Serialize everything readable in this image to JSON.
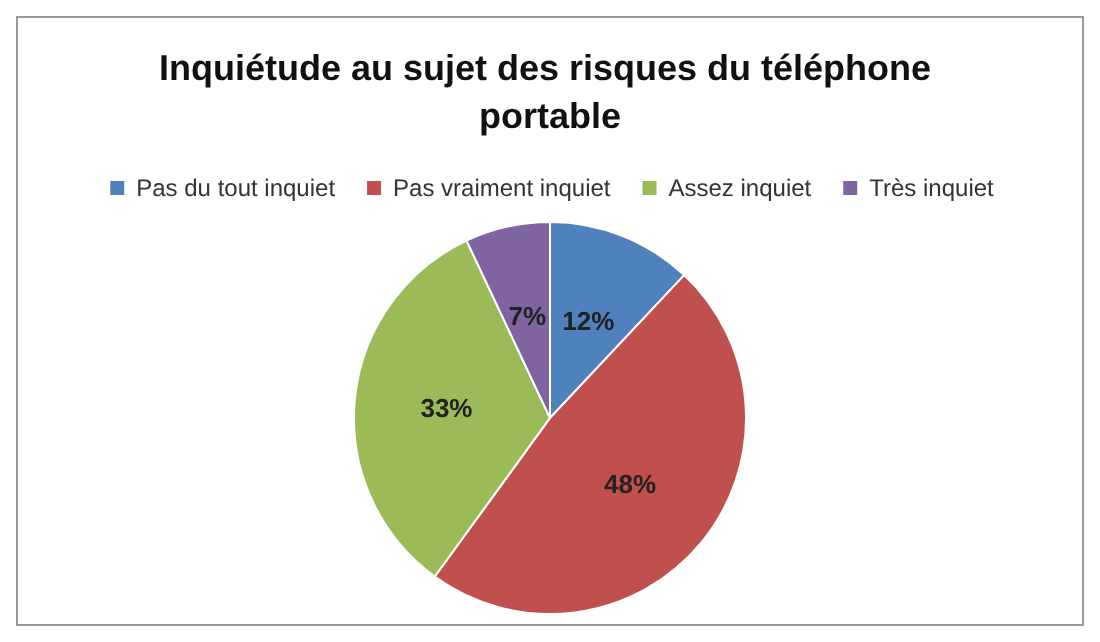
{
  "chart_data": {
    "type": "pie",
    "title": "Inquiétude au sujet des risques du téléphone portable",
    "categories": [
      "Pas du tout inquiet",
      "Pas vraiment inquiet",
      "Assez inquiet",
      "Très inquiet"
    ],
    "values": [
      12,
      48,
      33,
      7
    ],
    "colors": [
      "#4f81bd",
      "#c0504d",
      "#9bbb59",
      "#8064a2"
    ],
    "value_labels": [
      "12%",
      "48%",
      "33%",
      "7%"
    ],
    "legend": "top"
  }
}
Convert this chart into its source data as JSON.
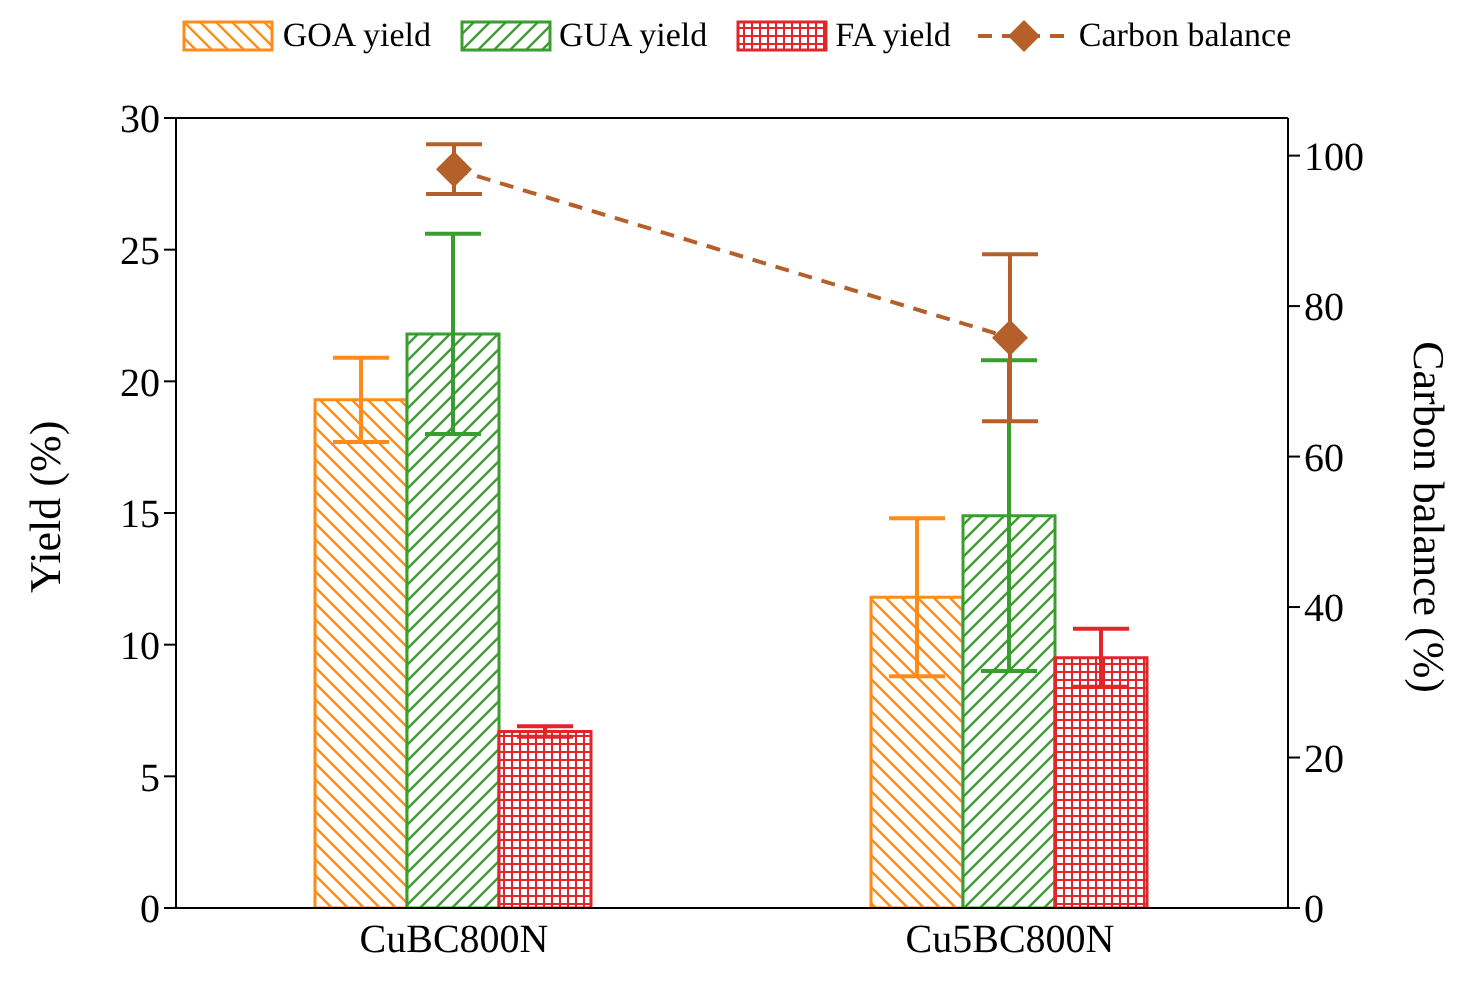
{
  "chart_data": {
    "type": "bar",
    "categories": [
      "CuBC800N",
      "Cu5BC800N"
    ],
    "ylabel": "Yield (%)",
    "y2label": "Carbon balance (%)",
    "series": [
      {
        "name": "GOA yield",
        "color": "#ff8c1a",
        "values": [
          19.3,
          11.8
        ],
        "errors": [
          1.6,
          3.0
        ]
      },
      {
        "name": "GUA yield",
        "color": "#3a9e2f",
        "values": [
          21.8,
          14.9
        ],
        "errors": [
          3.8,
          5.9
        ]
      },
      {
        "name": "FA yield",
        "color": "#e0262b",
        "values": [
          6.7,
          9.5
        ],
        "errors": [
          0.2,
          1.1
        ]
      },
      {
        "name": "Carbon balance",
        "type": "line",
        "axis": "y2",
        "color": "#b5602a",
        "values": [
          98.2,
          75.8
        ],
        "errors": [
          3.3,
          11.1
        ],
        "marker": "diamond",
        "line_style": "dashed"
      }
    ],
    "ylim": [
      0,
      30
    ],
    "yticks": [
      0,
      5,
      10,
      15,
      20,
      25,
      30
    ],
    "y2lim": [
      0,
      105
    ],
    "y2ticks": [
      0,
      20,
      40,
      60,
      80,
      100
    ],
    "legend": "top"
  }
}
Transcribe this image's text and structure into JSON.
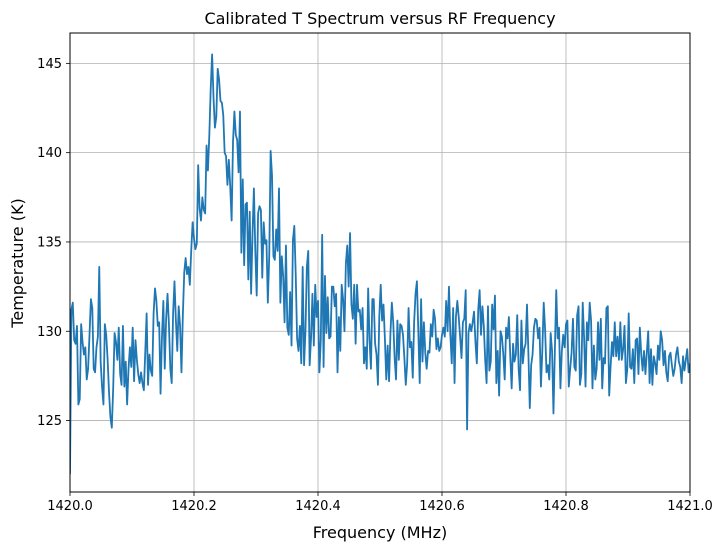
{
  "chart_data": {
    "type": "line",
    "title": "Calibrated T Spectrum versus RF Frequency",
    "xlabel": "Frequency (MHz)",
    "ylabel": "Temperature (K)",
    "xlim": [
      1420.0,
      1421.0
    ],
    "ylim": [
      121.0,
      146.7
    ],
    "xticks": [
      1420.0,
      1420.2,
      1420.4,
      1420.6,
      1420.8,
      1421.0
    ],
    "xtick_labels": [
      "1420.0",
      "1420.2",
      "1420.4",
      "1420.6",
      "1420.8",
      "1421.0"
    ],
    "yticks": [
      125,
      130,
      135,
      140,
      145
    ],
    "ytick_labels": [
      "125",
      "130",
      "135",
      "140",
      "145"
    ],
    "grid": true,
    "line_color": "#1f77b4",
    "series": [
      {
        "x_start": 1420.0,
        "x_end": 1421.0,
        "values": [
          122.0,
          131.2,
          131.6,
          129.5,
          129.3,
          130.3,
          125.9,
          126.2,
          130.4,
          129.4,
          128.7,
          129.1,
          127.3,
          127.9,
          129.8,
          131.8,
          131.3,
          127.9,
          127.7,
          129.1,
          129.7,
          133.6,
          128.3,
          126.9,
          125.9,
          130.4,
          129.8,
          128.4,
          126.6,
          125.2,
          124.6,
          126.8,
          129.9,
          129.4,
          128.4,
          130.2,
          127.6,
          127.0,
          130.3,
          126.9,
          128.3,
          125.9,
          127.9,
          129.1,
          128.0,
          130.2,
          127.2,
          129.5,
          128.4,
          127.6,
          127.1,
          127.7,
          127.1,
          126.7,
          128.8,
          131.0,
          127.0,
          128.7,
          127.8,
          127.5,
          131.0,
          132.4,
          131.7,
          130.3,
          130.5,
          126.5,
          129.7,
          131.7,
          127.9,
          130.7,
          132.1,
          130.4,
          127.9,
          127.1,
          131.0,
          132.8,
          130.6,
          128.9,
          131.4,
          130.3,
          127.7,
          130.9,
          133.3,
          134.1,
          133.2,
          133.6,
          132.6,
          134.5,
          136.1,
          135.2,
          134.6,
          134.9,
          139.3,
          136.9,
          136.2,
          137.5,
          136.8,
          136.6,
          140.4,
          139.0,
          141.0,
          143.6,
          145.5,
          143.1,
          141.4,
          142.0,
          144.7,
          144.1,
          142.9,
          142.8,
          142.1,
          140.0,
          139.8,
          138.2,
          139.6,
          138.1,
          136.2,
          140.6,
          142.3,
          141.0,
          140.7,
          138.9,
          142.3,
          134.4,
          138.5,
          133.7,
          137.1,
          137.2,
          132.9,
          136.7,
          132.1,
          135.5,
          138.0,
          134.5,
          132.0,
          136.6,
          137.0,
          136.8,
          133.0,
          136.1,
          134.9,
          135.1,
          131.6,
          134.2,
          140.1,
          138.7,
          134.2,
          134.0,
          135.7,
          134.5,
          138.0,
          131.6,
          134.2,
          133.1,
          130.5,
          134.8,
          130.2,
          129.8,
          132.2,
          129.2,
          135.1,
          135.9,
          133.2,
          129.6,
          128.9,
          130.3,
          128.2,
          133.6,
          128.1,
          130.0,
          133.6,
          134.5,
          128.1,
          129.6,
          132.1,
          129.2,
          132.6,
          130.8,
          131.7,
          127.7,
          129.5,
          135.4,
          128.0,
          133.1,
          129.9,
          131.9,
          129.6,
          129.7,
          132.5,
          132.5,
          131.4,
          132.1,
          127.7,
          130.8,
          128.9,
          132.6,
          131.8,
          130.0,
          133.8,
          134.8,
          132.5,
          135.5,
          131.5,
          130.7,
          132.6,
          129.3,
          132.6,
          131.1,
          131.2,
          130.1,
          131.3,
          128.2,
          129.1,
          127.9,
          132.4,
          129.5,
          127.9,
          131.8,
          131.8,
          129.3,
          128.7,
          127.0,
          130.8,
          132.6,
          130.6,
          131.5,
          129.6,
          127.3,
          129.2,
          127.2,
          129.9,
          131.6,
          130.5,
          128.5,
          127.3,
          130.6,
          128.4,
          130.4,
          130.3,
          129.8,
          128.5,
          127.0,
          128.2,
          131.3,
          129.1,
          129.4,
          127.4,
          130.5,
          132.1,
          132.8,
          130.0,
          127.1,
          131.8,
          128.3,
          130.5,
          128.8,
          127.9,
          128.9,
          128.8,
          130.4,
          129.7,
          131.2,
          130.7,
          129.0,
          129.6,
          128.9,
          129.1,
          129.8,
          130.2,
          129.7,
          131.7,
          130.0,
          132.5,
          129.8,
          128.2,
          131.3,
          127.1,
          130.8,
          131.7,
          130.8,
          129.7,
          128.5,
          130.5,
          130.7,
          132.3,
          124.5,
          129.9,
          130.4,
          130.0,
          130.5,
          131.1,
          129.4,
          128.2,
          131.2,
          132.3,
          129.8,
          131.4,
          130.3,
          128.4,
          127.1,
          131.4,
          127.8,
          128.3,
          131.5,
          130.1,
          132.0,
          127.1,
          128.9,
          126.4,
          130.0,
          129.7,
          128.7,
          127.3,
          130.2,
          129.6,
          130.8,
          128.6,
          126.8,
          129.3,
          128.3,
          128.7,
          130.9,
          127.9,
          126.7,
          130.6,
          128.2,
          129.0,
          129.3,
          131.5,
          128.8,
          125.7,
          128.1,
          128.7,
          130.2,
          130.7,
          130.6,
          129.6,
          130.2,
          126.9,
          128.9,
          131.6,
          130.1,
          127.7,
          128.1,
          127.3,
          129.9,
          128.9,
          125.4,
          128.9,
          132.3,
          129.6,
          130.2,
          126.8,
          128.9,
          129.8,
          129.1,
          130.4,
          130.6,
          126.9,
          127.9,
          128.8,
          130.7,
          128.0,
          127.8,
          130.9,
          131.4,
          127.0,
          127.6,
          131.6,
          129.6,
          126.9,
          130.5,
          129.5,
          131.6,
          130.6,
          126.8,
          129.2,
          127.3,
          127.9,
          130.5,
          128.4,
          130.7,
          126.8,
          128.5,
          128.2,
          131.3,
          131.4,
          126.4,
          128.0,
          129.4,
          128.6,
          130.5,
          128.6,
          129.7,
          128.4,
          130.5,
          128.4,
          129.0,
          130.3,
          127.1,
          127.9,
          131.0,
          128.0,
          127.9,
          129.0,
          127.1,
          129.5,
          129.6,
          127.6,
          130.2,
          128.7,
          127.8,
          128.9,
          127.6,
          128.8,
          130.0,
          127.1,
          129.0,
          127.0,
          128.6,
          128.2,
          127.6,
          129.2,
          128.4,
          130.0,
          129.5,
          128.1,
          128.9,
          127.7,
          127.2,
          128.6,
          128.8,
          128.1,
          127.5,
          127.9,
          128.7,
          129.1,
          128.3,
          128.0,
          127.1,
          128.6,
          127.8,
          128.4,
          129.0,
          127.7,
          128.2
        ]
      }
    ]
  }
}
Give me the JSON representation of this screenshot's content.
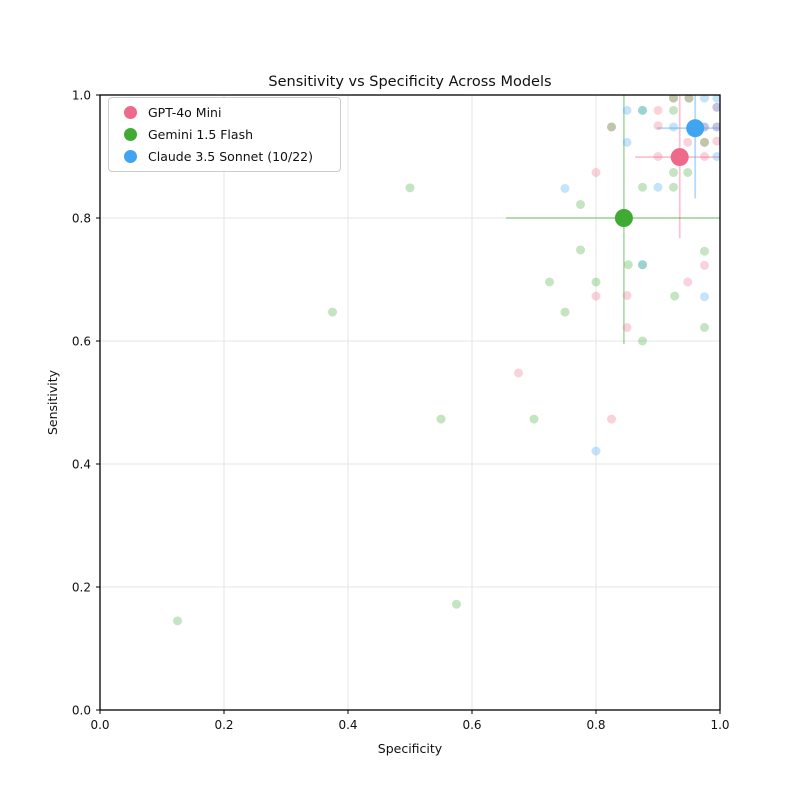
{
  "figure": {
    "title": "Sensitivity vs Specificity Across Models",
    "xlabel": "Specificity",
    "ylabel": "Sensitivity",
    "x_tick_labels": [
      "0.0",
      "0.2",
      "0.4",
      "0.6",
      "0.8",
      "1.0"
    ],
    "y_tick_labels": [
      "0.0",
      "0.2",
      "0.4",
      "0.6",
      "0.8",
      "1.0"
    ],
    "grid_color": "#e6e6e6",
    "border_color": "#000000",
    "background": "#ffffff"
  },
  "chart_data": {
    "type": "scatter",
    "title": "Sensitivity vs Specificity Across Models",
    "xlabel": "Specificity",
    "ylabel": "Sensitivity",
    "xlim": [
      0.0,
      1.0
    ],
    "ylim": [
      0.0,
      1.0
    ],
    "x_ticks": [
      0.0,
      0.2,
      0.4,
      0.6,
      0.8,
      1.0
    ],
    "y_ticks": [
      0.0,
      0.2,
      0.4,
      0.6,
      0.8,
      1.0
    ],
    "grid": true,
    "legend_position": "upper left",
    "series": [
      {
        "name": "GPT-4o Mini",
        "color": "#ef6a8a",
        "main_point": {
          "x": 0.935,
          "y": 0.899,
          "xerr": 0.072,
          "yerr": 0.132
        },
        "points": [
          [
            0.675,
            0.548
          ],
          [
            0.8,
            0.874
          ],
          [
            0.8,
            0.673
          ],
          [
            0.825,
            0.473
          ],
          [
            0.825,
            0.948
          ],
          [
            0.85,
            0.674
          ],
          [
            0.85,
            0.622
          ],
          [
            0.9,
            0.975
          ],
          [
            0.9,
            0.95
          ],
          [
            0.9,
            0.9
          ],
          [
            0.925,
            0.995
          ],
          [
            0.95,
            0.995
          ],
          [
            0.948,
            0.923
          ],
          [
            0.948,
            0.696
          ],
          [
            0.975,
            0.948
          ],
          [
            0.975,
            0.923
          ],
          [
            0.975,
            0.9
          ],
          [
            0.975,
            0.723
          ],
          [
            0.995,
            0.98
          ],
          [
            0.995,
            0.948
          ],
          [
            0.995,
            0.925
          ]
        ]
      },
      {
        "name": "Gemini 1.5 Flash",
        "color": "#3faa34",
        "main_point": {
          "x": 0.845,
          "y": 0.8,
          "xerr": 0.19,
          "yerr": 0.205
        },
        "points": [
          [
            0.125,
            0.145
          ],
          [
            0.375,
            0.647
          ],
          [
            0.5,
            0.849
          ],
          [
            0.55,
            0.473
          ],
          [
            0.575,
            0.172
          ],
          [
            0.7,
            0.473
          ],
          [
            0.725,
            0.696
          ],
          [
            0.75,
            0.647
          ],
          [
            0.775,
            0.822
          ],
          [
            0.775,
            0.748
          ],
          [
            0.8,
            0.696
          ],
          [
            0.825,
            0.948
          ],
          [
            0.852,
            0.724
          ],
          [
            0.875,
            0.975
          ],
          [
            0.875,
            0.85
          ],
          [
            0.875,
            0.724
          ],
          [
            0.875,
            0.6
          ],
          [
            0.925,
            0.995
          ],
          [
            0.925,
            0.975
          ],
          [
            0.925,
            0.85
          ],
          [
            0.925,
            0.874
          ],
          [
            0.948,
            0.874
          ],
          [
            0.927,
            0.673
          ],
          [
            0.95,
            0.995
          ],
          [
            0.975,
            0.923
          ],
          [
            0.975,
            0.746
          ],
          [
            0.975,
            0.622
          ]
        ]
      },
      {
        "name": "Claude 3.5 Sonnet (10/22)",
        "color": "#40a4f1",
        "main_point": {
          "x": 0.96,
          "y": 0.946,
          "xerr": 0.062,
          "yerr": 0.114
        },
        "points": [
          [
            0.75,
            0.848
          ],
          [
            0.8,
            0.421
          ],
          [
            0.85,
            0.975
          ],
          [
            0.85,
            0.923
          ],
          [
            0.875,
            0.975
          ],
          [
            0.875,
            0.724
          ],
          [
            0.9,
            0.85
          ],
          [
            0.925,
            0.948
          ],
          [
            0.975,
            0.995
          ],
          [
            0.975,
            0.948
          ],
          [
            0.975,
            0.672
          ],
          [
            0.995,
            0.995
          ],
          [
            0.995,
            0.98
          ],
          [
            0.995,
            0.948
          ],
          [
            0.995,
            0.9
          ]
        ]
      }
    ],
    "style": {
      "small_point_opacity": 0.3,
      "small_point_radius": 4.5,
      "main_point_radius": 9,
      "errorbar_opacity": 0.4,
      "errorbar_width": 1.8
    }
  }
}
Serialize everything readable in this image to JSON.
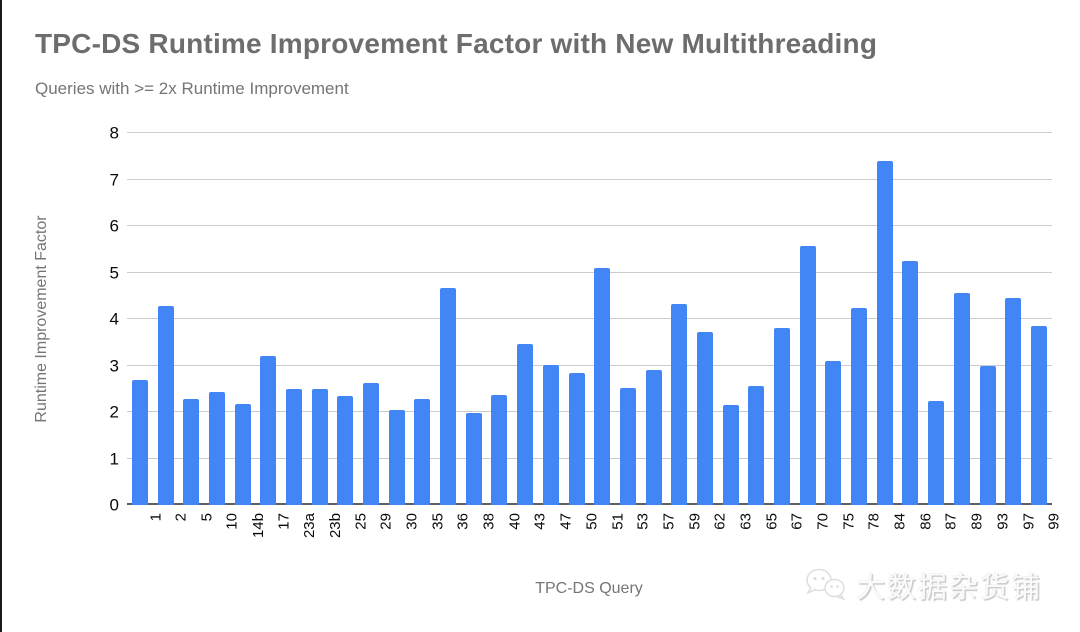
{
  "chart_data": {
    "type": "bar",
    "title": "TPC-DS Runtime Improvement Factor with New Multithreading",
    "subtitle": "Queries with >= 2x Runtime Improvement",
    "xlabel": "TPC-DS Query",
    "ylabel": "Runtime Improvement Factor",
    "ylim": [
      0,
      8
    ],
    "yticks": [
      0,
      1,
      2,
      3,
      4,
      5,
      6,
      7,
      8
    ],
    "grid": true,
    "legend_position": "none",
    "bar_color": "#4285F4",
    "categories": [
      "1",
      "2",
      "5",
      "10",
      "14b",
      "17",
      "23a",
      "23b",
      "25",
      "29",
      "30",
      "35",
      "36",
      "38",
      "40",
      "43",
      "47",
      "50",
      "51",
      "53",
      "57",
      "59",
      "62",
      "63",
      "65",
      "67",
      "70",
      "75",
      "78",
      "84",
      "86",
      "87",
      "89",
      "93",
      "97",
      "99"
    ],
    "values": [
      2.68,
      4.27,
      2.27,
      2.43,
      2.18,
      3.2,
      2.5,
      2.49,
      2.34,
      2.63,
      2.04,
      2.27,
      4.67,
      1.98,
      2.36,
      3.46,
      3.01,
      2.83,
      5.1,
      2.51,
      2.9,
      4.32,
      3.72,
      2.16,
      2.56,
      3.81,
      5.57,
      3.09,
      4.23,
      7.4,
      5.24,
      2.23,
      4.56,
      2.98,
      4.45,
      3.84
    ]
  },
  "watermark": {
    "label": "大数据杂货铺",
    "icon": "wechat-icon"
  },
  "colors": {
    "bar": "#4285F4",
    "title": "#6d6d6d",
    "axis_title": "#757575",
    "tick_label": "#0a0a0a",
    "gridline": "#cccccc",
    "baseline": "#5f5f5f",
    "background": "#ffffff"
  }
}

******************************

_Task instructions_
Your answer should be one number: the count of lines in the data above that include the word "ylabel".

_Completed task_
5